_Exercise objective:_ In the data below, take the stretch from the line containing "y-tick-label: 32.0 — [133, 458, 155, 469]" through the line containing "data-point — [453, 639, 469, 656]", switch every "data-point" to "point-marker", and write out only those lines with nothing else altered.

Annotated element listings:
:::

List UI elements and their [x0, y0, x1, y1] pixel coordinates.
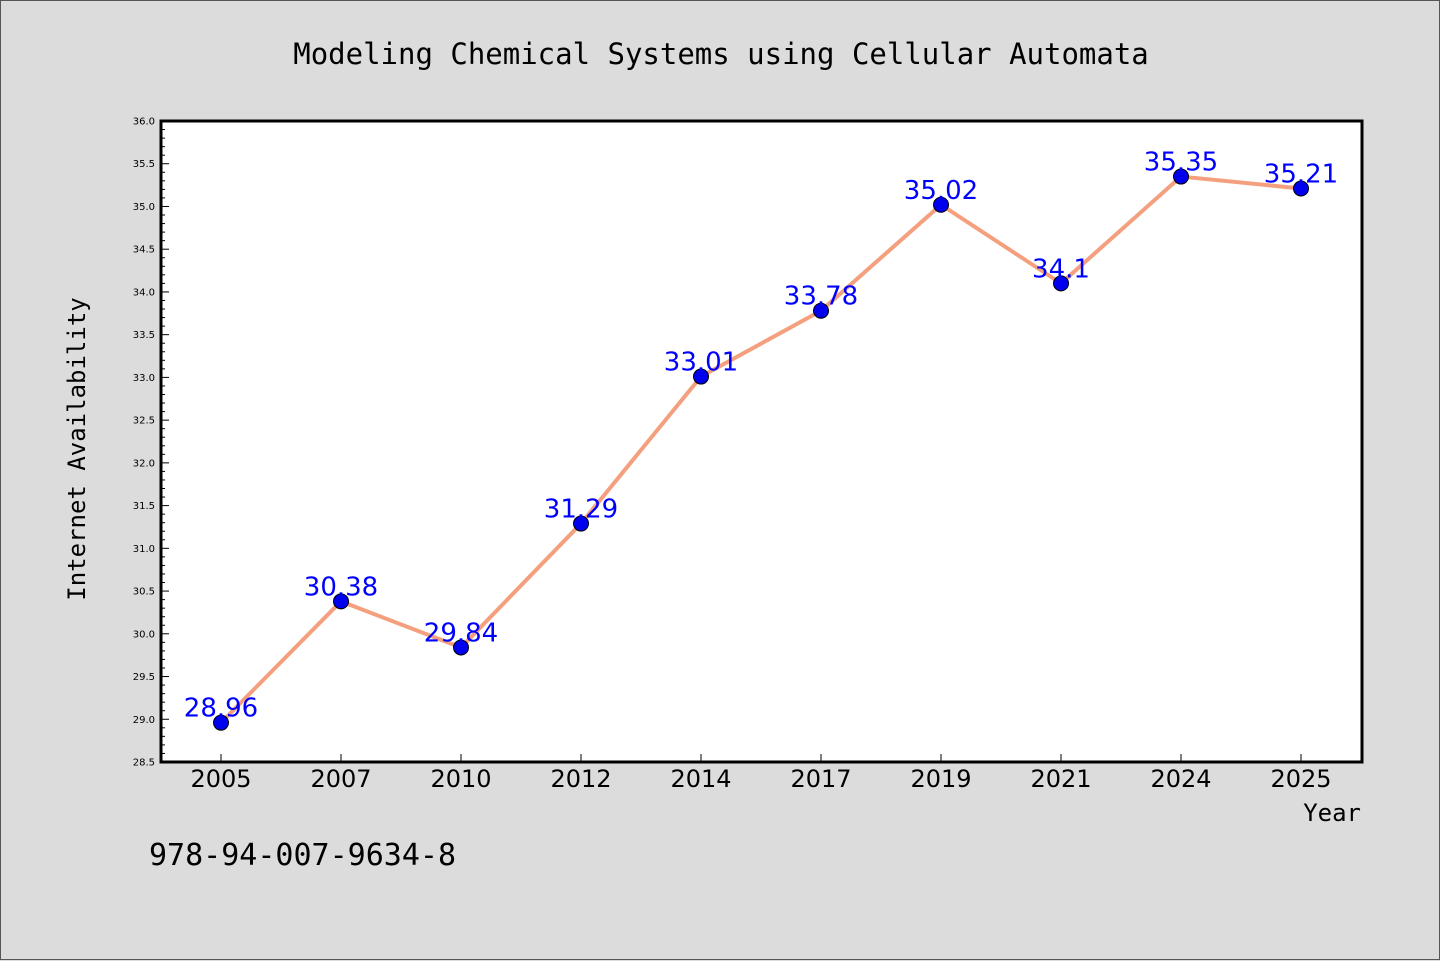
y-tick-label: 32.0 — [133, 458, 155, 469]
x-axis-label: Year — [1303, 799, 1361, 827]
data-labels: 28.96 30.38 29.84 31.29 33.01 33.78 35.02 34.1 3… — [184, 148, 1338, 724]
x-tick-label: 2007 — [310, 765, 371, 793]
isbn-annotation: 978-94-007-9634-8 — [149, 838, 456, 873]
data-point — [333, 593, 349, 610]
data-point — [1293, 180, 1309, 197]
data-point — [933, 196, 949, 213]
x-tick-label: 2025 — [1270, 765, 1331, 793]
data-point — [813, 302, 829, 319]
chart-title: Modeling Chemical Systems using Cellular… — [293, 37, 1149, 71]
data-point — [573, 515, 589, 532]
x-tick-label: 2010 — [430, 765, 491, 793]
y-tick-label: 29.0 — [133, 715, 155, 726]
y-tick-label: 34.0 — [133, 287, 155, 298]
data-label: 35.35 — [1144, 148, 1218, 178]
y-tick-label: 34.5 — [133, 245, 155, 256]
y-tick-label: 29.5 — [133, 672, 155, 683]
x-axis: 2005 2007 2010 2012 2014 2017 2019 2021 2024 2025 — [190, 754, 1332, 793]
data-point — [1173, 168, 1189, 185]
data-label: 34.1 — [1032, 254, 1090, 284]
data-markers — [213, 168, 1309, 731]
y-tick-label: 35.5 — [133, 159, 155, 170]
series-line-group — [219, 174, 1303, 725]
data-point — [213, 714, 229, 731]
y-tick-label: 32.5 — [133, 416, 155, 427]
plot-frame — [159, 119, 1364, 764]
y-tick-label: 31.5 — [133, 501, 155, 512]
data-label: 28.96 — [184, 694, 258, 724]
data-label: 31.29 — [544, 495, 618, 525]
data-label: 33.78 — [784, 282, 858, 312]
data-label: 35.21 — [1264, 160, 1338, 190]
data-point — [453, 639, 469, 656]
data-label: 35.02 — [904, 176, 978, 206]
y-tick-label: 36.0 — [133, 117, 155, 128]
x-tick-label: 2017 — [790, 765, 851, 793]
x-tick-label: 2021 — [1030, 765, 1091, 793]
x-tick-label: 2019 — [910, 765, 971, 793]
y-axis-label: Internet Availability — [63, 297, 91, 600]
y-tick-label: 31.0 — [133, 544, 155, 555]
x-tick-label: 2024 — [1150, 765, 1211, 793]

:::

_Expected answer:_
y-tick-label: 32.0 — [133, 458, 155, 469]
x-axis-label: Year — [1303, 799, 1361, 827]
data-labels: 28.96 30.38 29.84 31.29 33.01 33.78 35.02 34.1 3… — [184, 148, 1338, 724]
x-tick-label: 2007 — [310, 765, 371, 793]
isbn-annotation: 978-94-007-9634-8 — [149, 838, 456, 873]
point-marker — [333, 593, 349, 610]
point-marker — [1293, 180, 1309, 197]
point-marker — [933, 196, 949, 213]
x-tick-label: 2025 — [1270, 765, 1331, 793]
point-marker — [813, 302, 829, 319]
chart-title: Modeling Chemical Systems using Cellular… — [293, 37, 1149, 71]
point-marker — [573, 515, 589, 532]
x-tick-label: 2010 — [430, 765, 491, 793]
y-tick-label: 29.0 — [133, 715, 155, 726]
y-tick-label: 34.0 — [133, 287, 155, 298]
data-label: 35.35 — [1144, 148, 1218, 178]
y-tick-label: 34.5 — [133, 245, 155, 256]
y-tick-label: 29.5 — [133, 672, 155, 683]
x-axis: 2005 2007 2010 2012 2014 2017 2019 2021 2024 2025 — [190, 754, 1332, 793]
point-marker — [1173, 168, 1189, 185]
data-label: 34.1 — [1032, 254, 1090, 284]
data-markers — [213, 168, 1309, 731]
y-tick-label: 35.5 — [133, 159, 155, 170]
series-line-group — [219, 174, 1303, 725]
point-marker — [213, 714, 229, 731]
y-tick-label: 32.5 — [133, 416, 155, 427]
plot-frame — [159, 119, 1364, 764]
y-tick-label: 31.5 — [133, 501, 155, 512]
data-label: 28.96 — [184, 694, 258, 724]
data-label: 31.29 — [544, 495, 618, 525]
data-label: 33.78 — [784, 282, 858, 312]
data-label: 35.21 — [1264, 160, 1338, 190]
point-marker — [453, 639, 469, 656]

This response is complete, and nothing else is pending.